►

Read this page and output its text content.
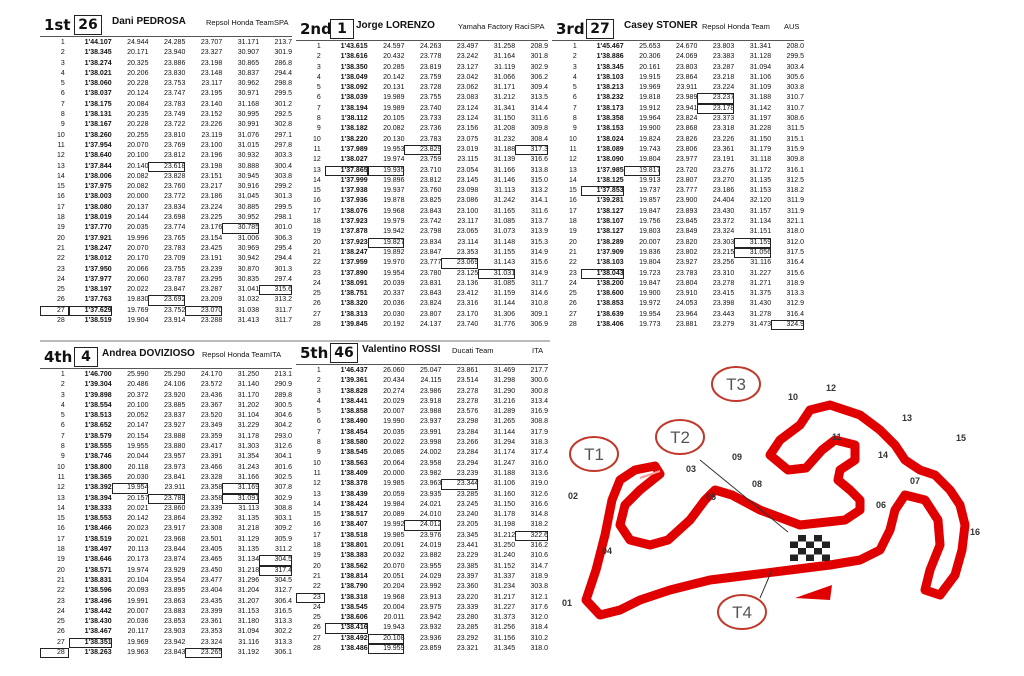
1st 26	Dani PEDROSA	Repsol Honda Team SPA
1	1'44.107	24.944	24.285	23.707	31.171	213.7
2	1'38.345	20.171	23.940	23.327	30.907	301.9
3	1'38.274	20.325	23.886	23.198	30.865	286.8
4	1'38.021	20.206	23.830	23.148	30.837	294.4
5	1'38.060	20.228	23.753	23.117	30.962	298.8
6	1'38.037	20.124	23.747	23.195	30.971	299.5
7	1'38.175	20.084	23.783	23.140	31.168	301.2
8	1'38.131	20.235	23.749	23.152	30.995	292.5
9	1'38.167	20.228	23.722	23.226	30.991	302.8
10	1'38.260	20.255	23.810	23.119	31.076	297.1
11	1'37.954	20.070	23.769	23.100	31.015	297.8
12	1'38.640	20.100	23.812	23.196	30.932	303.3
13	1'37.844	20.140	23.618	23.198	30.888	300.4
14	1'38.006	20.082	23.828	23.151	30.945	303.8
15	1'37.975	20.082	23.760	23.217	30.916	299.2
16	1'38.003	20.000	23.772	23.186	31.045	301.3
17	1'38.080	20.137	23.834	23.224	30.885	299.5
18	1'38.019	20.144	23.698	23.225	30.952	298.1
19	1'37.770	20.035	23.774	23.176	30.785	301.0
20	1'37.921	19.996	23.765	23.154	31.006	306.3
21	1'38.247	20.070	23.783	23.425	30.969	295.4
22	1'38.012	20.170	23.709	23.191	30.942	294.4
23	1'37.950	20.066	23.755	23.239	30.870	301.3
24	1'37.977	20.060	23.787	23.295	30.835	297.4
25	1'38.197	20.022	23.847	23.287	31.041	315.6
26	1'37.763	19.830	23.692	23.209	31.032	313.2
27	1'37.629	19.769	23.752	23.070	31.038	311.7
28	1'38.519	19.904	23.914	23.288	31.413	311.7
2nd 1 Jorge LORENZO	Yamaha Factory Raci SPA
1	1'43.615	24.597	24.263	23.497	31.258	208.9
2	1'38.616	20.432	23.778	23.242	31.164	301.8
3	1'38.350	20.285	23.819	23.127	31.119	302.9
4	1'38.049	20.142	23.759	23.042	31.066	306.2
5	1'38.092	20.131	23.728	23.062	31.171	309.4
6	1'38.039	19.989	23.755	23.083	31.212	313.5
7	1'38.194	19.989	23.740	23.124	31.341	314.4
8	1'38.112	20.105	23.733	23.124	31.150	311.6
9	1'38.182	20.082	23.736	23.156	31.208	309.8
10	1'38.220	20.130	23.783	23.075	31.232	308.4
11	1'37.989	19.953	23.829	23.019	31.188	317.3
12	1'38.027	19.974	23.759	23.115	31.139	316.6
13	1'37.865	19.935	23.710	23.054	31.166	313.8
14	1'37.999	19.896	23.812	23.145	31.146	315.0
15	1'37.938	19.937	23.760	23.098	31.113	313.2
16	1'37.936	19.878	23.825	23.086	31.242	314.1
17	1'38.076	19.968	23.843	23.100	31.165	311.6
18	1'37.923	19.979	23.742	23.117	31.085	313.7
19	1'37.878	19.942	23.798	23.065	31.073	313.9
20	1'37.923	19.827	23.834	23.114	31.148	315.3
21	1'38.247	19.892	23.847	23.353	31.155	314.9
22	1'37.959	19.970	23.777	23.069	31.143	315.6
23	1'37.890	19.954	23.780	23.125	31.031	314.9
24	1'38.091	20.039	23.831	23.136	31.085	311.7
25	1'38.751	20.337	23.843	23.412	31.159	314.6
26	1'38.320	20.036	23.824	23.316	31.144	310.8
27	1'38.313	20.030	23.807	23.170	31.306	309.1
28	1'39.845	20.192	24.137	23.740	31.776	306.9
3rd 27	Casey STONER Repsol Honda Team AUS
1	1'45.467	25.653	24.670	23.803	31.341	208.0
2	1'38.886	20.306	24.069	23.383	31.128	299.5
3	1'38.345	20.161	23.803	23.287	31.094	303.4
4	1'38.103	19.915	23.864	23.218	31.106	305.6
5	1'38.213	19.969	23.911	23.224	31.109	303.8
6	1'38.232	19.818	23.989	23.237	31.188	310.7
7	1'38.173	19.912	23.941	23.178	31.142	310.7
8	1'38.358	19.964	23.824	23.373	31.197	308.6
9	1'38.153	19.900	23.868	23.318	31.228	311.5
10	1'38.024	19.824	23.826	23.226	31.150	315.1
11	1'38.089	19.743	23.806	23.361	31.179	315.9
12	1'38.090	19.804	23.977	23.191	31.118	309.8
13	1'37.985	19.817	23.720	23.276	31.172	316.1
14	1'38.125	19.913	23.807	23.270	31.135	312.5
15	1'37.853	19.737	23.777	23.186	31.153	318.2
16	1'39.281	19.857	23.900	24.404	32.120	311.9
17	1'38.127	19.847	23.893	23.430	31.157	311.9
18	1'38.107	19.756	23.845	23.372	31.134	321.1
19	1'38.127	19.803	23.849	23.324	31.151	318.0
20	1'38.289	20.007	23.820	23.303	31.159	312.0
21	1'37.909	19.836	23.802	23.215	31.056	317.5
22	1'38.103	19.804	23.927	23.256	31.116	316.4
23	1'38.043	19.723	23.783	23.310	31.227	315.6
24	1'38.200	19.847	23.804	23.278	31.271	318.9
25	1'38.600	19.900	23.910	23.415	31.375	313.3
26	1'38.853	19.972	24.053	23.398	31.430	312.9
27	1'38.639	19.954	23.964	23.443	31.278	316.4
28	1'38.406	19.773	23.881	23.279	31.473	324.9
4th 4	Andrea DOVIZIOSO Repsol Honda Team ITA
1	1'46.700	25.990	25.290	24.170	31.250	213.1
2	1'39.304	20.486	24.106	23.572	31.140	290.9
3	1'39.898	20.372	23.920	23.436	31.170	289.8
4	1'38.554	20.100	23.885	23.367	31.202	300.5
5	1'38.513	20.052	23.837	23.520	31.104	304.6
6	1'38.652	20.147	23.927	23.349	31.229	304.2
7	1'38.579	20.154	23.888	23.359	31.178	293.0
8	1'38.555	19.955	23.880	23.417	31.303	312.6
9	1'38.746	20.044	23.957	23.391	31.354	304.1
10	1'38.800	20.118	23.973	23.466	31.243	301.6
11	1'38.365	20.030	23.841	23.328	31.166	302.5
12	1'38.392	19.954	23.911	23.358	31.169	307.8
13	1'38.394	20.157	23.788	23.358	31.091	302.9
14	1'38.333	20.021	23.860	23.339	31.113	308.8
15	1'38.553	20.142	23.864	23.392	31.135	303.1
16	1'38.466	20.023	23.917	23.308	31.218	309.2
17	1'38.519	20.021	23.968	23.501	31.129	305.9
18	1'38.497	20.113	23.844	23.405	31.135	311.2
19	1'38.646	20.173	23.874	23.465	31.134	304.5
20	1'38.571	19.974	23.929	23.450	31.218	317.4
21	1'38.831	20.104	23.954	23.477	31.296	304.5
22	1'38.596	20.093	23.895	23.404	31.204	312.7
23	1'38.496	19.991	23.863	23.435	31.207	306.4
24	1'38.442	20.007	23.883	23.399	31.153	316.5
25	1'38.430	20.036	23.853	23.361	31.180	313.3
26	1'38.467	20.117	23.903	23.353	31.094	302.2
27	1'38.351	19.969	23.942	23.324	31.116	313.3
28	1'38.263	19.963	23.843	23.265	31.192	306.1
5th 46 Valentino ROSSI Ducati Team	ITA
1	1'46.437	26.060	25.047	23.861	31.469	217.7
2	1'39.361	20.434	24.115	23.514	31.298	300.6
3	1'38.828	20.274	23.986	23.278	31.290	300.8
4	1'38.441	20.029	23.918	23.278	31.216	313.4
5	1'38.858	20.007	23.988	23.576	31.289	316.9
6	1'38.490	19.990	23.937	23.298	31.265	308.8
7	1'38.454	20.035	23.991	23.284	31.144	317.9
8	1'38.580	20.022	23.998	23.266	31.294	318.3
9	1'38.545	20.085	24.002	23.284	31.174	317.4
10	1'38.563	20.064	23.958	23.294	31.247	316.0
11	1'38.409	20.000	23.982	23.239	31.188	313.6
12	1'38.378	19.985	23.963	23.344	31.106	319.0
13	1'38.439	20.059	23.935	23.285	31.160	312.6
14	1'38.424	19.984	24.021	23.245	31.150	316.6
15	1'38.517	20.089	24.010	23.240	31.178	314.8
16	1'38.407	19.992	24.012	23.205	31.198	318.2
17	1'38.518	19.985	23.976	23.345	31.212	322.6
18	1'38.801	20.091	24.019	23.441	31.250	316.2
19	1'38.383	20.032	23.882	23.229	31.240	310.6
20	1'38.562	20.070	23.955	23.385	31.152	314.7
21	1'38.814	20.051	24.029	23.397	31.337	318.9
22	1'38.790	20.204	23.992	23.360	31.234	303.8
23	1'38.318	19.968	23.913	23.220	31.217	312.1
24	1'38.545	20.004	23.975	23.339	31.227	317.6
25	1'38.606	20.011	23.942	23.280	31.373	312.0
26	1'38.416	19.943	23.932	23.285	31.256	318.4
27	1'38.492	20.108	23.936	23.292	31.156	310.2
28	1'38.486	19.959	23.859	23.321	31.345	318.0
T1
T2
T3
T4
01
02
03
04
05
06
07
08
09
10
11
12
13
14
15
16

◄
►

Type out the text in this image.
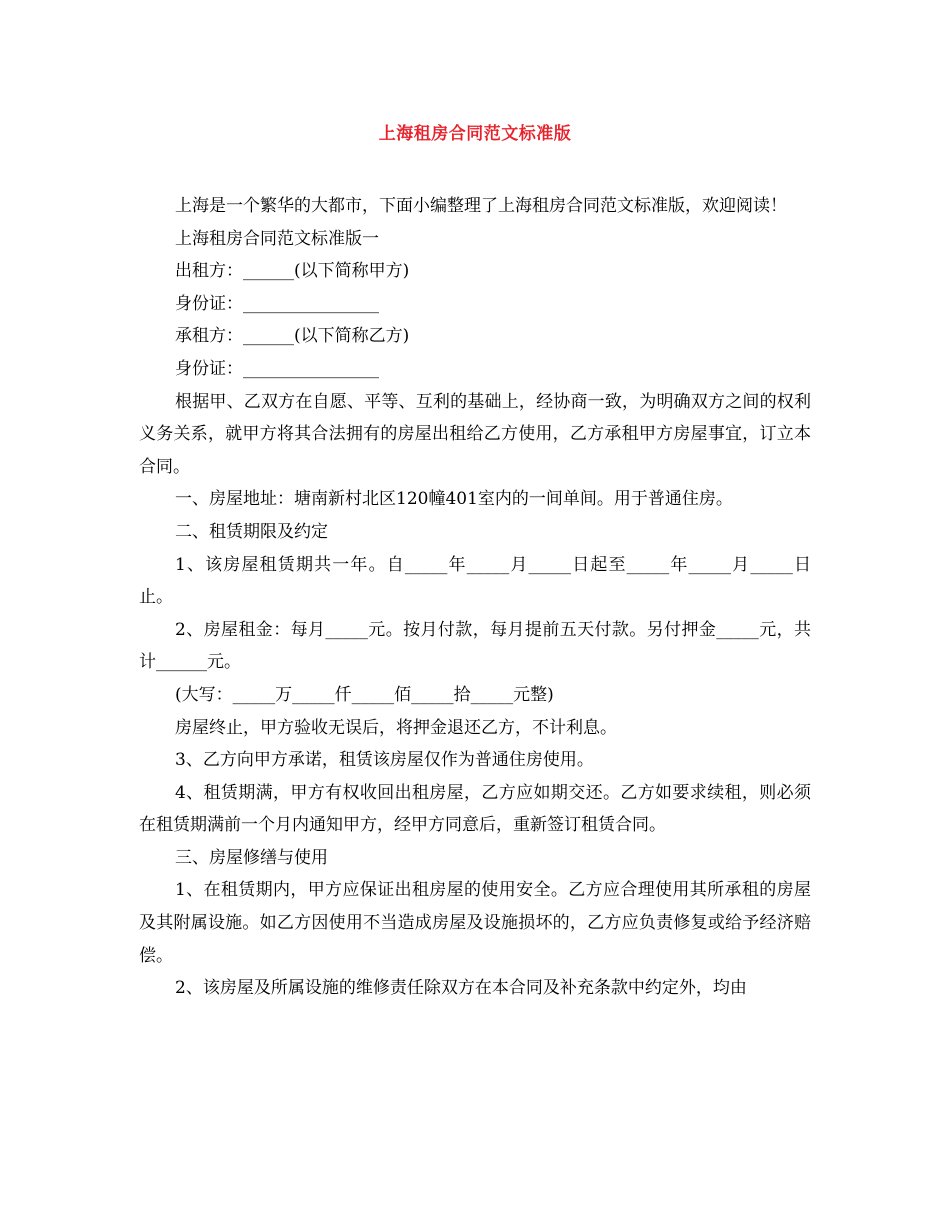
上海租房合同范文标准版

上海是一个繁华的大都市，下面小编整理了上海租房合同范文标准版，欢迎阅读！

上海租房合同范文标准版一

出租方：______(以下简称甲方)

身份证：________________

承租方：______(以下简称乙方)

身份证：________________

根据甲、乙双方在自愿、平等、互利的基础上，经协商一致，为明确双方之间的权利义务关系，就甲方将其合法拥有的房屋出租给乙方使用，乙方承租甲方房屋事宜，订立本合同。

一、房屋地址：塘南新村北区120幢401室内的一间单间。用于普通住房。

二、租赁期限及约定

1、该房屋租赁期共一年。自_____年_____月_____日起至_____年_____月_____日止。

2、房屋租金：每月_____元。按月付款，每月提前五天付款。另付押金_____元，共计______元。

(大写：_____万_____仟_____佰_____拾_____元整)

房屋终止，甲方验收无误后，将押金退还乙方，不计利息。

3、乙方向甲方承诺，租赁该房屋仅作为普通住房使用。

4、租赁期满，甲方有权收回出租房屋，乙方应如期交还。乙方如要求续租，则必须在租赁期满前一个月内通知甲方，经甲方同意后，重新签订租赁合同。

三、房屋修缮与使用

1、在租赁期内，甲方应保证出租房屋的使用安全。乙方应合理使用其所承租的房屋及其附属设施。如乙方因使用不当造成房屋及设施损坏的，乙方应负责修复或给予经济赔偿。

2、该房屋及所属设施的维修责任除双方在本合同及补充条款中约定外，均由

◄
►

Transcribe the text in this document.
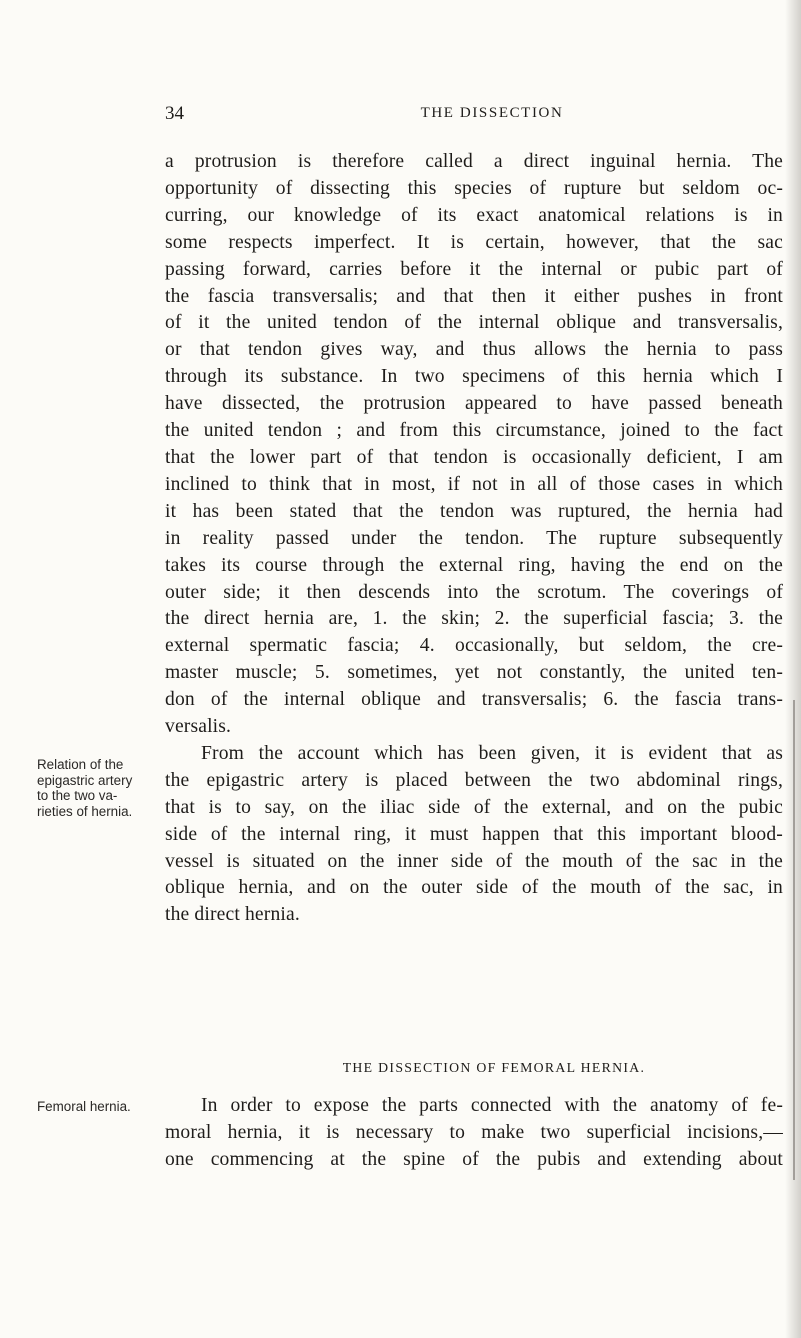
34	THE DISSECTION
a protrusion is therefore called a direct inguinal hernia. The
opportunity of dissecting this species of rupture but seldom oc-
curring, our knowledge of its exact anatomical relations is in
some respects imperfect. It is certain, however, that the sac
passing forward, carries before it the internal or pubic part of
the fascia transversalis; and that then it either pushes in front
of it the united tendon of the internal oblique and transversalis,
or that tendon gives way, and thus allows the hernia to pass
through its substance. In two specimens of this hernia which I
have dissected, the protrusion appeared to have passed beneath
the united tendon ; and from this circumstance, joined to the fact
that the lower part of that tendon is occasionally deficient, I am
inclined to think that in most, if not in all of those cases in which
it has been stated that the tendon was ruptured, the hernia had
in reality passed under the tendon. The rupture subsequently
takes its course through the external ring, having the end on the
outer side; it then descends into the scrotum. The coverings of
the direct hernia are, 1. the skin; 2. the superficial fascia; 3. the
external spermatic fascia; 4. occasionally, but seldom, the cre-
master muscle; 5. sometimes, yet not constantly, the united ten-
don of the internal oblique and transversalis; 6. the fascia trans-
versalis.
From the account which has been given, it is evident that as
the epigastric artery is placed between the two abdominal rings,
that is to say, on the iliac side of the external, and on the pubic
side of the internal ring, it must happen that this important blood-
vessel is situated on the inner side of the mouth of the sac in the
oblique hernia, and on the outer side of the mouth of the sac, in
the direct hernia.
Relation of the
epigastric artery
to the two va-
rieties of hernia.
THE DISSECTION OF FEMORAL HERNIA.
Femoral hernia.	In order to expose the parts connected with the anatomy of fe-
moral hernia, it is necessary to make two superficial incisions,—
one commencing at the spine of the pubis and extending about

◄

### Given request
Go through the records and copy each line with "side" in it.

### Correct output
outer side; it then descends into the scrotum. The coverings of
that is to say, on the iliac side of the external, and on the pubic
side of the internal ring, it must happen that this important blood-
vessel is situated on the inner side of the mouth of the sac in the
oblique hernia, and on the outer side of the mouth of the sac, in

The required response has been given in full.